Quote the records below in full, exactly as given, with the images taken out.

Saved entries:
────────────────

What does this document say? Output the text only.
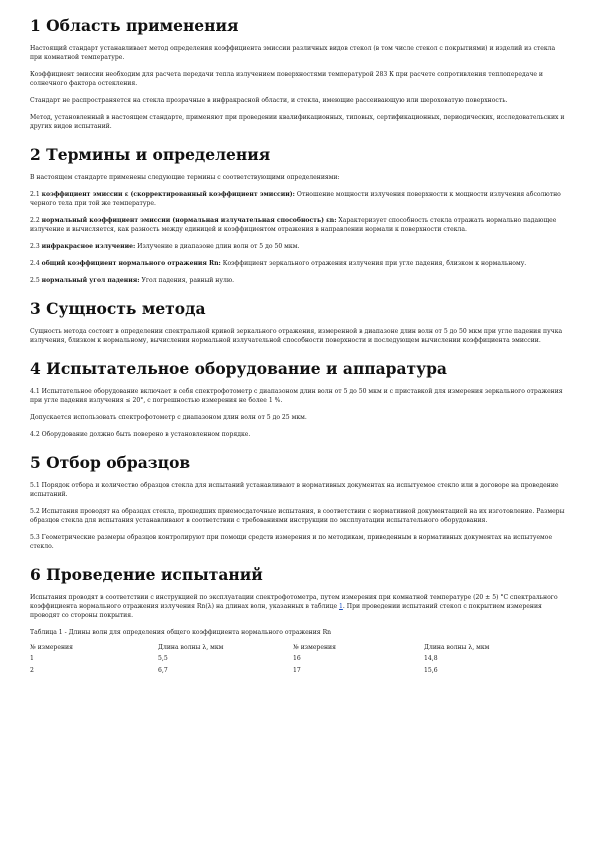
1 Область применения

Настоящий стандарт устанавливает метод определения коэффициента эмиссии различных видов стекол (в том числе стекол с покрытиями) и изделий из стекла при комнатной температуре.

Коэффициент эмиссии необходим для расчета передачи тепла излучением поверхностями температурой 283 К при расчете сопротивления теплопередаче и солнечного фактора остекления.

Стандарт не распространяется на стекла прозрачные в инфракрасной области, и стекла, имеющие рассеивающую или шероховатую поверхность.

Метод, установленный в настоящем стандарте, применяют при проведении квалификационных, типовых, сертификационных, периодических, исследовательских и других видов испытаний.

2 Термины и определения

В настоящем стандарте применены следующие термины с соответствующими определениями:

2.1 коэффициент эмиссии ε (скорректированный коэффициент эмиссии): Отношение мощности излучения поверхности к мощности излучения абсолютно черного тела при той же температуре.

2.2 нормальный коэффициент эмиссии (нормальная излучательная способность) εn: Характеризует способность стекла отражать нормально падающее излучение и вычисляется, как разность между единицей и коэффициентом отражения в направлении нормали к поверхности стекла.

2.3 инфракрасное излучение: Излучение в диапазоне длин волн от 5 до 50 мкм.

2.4 общий коэффициент нормального отражения Rn: Коэффициент зеркального отражения излучения при угле падения, близком к нормальному.

2.5 нормальный угол падения: Угол падения, равный нулю.

3 Сущность метода

Сущность метода состоит в определении спектральной кривой зеркального отражения, измеренной в диапазоне длин волн от 5 до 50 мкм при угле падения пучка излучения, близком к нормальному, вычислении нормальной излучательной способности поверхности и последующем вычислении коэффициента эмиссии.

4 Испытательное оборудование и аппаратура

4.1 Испытательное оборудование включает в себя спектрофотометр с диапазоном длин волн от 5 до 50 мкм и с приставкой для измерения зеркального отражения при угле падения излучения ≤ 20°, с погрешностью измерения не более 1 %.

Допускается использовать спектрофотометр с диапазоном длин волн от 5 до 25 мкм.

4.2 Оборудование должно быть поверено в установленном порядке.

5 Отбор образцов

5.1 Порядок отбора и количество образцов стекла для испытаний устанавливают в нормативных документах на испытуемое стекло или в договоре на проведение испытаний.

5.2 Испытания проводят на образцах стекла, прошедших приемосдаточные испытания, в соответствии с нормативной документацией на их изготовление. Размеры образцов стекла для испытания устанавливают в соответствии с требованиями инструкции по эксплуатации испытательного оборудования.

5.3 Геометрические размеры образцов контролируют при помощи средств измерения и по методикам, приведенным в нормативных документах на испытуемое стекло.

6 Проведение испытаний

Испытания проводят в соответствии с инструкцией по эксплуатации спектрофотометра, путем измерения при комнатной температуре (20 ± 5) °С спектрального коэффициента нормального отражения излучения Rn(λ) на длинах волн, указанных в таблице 1. При проведении испытаний стекол с покрытием измерения проводят со стороны покрытия.

Таблица 1 - Длины волн для определения общего коэффициента нормального отражения Rn
№ измерения	Длина волны λ, мкм	№ измерения	Длина волны λ, мкм
1	5,5	16	14,8
2	6,7	17	15,6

────────────────

Correct result –
What does this document say? Output the text only.
1 Область применения

Настоящий стандарт устанавливает метод определения коэффициента эмиссии различных видов стекол (в том числе стекол с покрытиями) и изделий из стекла при комнатной температуре.

Коэффициент эмиссии необходим для расчета передачи тепла излучением поверхностями температурой 283 К при расчете сопротивления теплопередаче и солнечного фактора остекления.

Стандарт не распространяется на стекла прозрачные в инфракрасной области, и стекла, имеющие рассеивающую или шероховатую поверхность.

Метод, установленный в настоящем стандарте, применяют при проведении квалификационных, типовых, сертификационных, периодических, исследовательских и других видов испытаний.

2 Термины и определения

В настоящем стандарте применены следующие термины с соответствующими определениями:

2.1 коэффициент эмиссии ε (скорректированный коэффициент эмиссии): Отношение мощности излучения поверхности к мощности излучения абсолютно черного тела при той же температуре.

2.2 нормальный коэффициент эмиссии (нормальная излучательная способность) εn: Характеризует способность стекла отражать нормально падающее излучение и вычисляется, как разность между единицей и коэффициентом отражения в направлении нормали к поверхности стекла.

2.3 инфракрасное излучение: Излучение в диапазоне длин волн от 5 до 50 мкм.

2.4 общий коэффициент нормального отражения Rn: Коэффициент зеркального отражения излучения при угле падения, близком к нормальному.

2.5 нормальный угол падения: Угол падения, равный нулю.

3 Сущность метода

Сущность метода состоит в определении спектральной кривой зеркального отражения, измеренной в диапазоне длин волн от 5 до 50 мкм при угле падения пучка излучения, близком к нормальному, вычислении нормальной излучательной способности поверхности и последующем вычислении коэффициента эмиссии.

4 Испытательное оборудование и аппаратура

4.1 Испытательное оборудование включает в себя спектрофотометр с диапазоном длин волн от 5 до 50 мкм и с приставкой для измерения зеркального отражения при угле падения излучения ≤ 20°, с погрешностью измерения не более 1 %.

Допускается использовать спектрофотометр с диапазоном длин волн от 5 до 25 мкм.

4.2 Оборудование должно быть поверено в установленном порядке.

5 Отбор образцов

5.1 Порядок отбора и количество образцов стекла для испытаний устанавливают в нормативных документах на испытуемое стекло или в договоре на проведение испытаний.

5.2 Испытания проводят на образцах стекла, прошедших приемосдаточные испытания, в соответствии с нормативной документацией на их изготовление. Размеры образцов стекла для испытания устанавливают в соответствии с требованиями инструкции по эксплуатации испытательного оборудования.

5.3 Геометрические размеры образцов контролируют при помощи средств измерения и по методикам, приведенным в нормативных документах на испытуемое стекло.

6 Проведение испытаний

Испытания проводят в соответствии с инструкцией по эксплуатации спектрофотометра, путем измерения при комнатной температуре (20 ± 5) °С спектрального коэффициента нормального отражения излучения Rn(λ) на длинах волн, указанных в таблице 1. При проведении испытаний стекол с покрытием измерения проводят со стороны покрытия.

Таблица 1 - Длины волн для определения общего коэффициента нормального отражения Rn
№ измерения	Длина волны λ, мкм	№ измерения	Длина волны λ, мкм
1	5,5	16	14,8
2	6,7	17	15,6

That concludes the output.